- _Written instruction_
Locate all lines with the word "Read". Copy them.
──────────────────────────────
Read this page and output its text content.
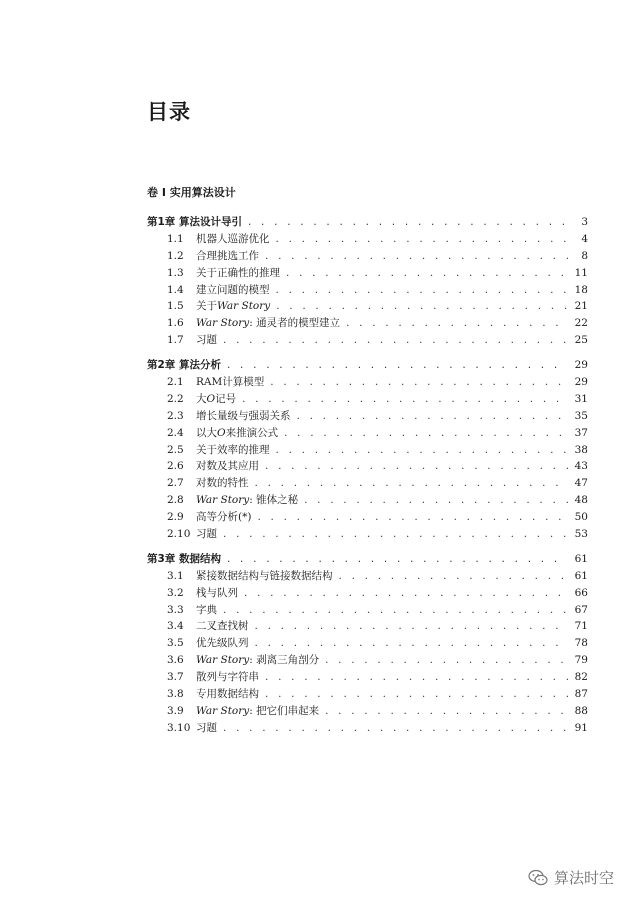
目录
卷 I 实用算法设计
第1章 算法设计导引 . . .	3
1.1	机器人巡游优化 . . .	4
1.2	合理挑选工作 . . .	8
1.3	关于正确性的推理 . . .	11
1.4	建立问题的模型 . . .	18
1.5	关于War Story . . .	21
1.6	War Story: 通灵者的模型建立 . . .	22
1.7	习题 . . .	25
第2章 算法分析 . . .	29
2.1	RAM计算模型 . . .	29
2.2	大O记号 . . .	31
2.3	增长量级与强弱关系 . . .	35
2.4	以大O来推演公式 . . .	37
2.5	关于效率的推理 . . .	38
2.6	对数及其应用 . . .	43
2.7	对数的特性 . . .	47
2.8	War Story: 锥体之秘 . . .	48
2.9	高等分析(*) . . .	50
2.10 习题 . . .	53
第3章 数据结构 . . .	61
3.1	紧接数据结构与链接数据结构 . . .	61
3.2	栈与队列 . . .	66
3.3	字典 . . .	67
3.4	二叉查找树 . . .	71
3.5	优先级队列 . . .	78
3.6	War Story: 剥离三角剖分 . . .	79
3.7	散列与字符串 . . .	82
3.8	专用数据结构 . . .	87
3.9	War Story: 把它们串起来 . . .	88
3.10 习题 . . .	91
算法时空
──────────────────────────────
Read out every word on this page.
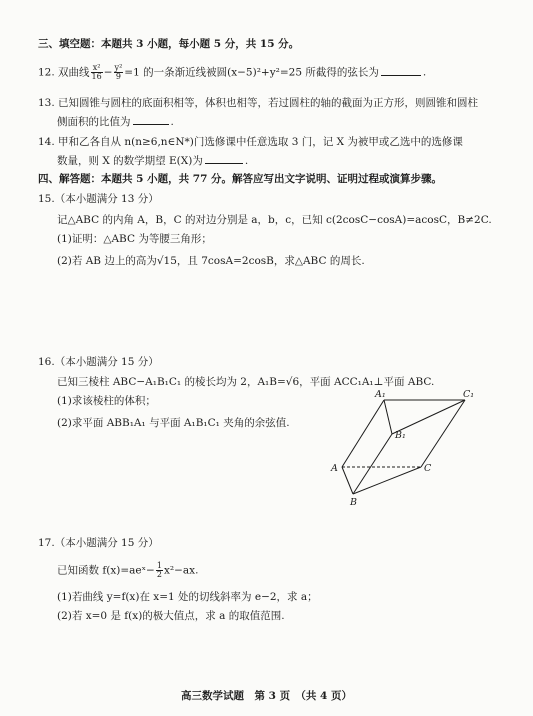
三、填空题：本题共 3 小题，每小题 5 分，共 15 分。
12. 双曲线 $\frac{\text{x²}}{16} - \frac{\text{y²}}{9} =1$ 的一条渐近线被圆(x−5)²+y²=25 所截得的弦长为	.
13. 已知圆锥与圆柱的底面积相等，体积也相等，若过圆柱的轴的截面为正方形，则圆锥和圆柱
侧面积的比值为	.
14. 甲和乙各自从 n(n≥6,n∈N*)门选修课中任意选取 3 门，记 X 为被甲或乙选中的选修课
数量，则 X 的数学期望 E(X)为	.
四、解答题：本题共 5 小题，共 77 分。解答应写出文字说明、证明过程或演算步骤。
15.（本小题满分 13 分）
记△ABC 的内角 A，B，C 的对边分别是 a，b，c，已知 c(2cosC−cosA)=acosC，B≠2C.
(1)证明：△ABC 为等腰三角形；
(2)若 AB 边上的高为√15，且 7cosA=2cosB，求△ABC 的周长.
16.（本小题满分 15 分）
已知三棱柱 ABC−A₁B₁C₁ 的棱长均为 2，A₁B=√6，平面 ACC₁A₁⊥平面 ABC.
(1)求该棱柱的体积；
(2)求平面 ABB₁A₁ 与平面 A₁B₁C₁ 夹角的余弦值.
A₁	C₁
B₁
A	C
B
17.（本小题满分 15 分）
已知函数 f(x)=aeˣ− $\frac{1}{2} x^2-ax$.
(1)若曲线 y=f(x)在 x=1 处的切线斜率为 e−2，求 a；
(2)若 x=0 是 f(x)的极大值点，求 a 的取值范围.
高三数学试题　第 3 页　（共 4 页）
──────────────────────────────
- _Completed task_
Read this page and output its text content.
Read out every word on this page.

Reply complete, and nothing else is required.